#### GIVEN REQUEST
Repeat all of the data precisely.

RECORDS SUPPLIED start

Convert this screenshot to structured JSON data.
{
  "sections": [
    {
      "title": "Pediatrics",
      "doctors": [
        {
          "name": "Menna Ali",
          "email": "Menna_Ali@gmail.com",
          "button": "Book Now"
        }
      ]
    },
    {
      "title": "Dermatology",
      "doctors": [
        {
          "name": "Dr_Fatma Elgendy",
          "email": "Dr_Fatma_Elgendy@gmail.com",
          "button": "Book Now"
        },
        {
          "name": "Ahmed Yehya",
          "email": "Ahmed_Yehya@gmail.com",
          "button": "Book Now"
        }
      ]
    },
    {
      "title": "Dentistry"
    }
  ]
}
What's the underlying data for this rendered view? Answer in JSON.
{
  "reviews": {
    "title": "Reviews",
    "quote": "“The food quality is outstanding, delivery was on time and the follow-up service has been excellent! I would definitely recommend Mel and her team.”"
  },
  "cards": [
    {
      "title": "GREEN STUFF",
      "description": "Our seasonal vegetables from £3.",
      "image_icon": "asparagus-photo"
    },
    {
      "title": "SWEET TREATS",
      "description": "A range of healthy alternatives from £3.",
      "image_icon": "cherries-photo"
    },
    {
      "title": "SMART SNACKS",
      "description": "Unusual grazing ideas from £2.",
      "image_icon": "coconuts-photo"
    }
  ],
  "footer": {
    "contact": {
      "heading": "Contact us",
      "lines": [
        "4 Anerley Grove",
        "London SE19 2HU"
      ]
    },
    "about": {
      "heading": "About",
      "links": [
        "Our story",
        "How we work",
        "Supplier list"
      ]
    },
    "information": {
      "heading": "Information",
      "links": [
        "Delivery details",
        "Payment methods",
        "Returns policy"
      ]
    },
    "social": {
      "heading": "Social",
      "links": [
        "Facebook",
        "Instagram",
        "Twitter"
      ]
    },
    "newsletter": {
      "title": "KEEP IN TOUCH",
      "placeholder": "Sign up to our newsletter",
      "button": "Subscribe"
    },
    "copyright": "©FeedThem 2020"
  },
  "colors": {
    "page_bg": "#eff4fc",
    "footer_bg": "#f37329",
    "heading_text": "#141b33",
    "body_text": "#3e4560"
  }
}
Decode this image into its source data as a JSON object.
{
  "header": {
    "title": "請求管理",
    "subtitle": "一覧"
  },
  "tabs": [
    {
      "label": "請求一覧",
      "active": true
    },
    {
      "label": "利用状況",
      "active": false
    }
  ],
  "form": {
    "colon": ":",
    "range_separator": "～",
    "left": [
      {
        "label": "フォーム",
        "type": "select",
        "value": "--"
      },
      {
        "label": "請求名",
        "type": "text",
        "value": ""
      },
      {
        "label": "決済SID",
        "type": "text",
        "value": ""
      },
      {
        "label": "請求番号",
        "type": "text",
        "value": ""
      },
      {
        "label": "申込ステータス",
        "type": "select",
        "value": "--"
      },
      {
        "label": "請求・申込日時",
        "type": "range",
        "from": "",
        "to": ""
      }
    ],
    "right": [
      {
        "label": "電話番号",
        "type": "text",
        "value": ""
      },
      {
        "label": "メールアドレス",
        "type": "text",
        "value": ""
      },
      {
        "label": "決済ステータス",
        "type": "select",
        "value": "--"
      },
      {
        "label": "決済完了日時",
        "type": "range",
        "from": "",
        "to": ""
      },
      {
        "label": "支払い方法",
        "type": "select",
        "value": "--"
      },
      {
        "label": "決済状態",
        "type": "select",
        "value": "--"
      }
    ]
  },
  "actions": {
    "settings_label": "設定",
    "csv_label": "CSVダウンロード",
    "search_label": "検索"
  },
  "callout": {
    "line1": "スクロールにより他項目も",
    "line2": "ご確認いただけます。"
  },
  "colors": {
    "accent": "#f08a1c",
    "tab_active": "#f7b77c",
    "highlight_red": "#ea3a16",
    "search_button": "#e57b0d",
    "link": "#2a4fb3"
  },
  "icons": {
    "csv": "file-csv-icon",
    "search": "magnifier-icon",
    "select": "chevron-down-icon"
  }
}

RECORDS SUPPLIED end

#### ANSWER TO THIS TASK
Convert this screenshot to structured JSON data.
{
  "sections": [
    {
      "title": "Pediatrics",
      "doctors": [
        {
          "name": "Menna Ali",
          "email": "Menna_Ali@gmail.com",
          "button": "Book Now"
        }
      ]
    },
    {
      "title": "Dermatology",
      "doctors": [
        {
          "name": "Dr_Fatma Elgendy",
          "email": "Dr_Fatma_Elgendy@gmail.com",
          "button": "Book Now"
        },
        {
          "name": "Ahmed Yehya",
          "email": "Ahmed_Yehya@gmail.com",
          "button": "Book Now"
        }
      ]
    },
    {
      "title": "Dentistry"
    }
  ]
}
What's the underlying data for this rendered view? Answer in JSON.
{
  "reviews": {
    "title": "Reviews",
    "quote": "“The food quality is outstanding, delivery was on time and the follow-up service has been excellent! I would definitely recommend Mel and her team.”"
  },
  "cards": [
    {
      "title": "GREEN STUFF",
      "description": "Our seasonal vegetables from £3.",
      "image_icon": "asparagus-photo"
    },
    {
      "title": "SWEET TREATS",
      "description": "A range of healthy alternatives from £3.",
      "image_icon": "cherries-photo"
    },
    {
      "title": "SMART SNACKS",
      "description": "Unusual grazing ideas from £2.",
      "image_icon": "coconuts-photo"
    }
  ],
  "footer": {
    "contact": {
      "heading": "Contact us",
      "lines": [
        "4 Anerley Grove",
        "London SE19 2HU"
      ]
    },
    "about": {
      "heading": "About",
      "links": [
        "Our story",
        "How we work",
        "Supplier list"
      ]
    },
    "information": {
      "heading": "Information",
      "links": [
        "Delivery details",
        "Payment methods",
        "Returns policy"
      ]
    },
    "social": {
      "heading": "Social",
      "links": [
        "Facebook",
        "Instagram",
        "Twitter"
      ]
    },
    "newsletter": {
      "title": "KEEP IN TOUCH",
      "placeholder": "Sign up to our newsletter",
      "button": "Subscribe"
    },
    "copyright": "©FeedThem 2020"
  },
  "colors": {
    "page_bg": "#eff4fc",
    "footer_bg": "#f37329",
    "heading_text": "#141b33",
    "body_text": "#3e4560"
  }
}
Decode this image into its source data as a JSON object.
{
  "header": {
    "title": "請求管理",
    "subtitle": "一覧"
  },
  "tabs": [
    {
      "label": "請求一覧",
      "active": true
    },
    {
      "label": "利用状況",
      "active": false
    }
  ],
  "form": {
    "colon": ":",
    "range_separator": "～",
    "left": [
      {
        "label": "フォーム",
        "type": "select",
        "value": "--"
      },
      {
        "label": "請求名",
        "type": "text",
        "value": ""
      },
      {
        "label": "決済SID",
        "type": "text",
        "value": ""
      },
      {
        "label": "請求番号",
        "type": "text",
        "value": ""
      },
      {
        "label": "申込ステータス",
        "type": "select",
        "value": "--"
      },
      {
        "label": "請求・申込日時",
        "type": "range",
        "from": "",
        "to": ""
      }
    ],
    "right": [
      {
        "label": "電話番号",
        "type": "text",
        "value": ""
      },
      {
        "label": "メールアドレス",
        "type": "text",
        "value": ""
      },
      {
        "label": "決済ステータス",
        "type": "select",
        "value": "--"
      },
      {
        "label": "決済完了日時",
        "type": "range",
        "from": "",
        "to": ""
      },
      {
        "label": "支払い方法",
        "type": "select",
        "value": "--"
      },
      {
        "label": "決済状態",
        "type": "select",
        "value": "--"
      }
    ]
  },
  "actions": {
    "settings_label": "設定",
    "csv_label": "CSVダウンロード",
    "search_label": "検索"
  },
  "callout": {
    "line1": "スクロールにより他項目も",
    "line2": "ご確認いただけます。"
  },
  "colors": {
    "accent": "#f08a1c",
    "tab_active": "#f7b77c",
    "highlight_red": "#ea3a16",
    "search_button": "#e57b0d",
    "link": "#2a4fb3"
  },
  "icons": {
    "csv": "file-csv-icon",
    "search": "magnifier-icon",
    "select": "chevron-down-icon"
  }
}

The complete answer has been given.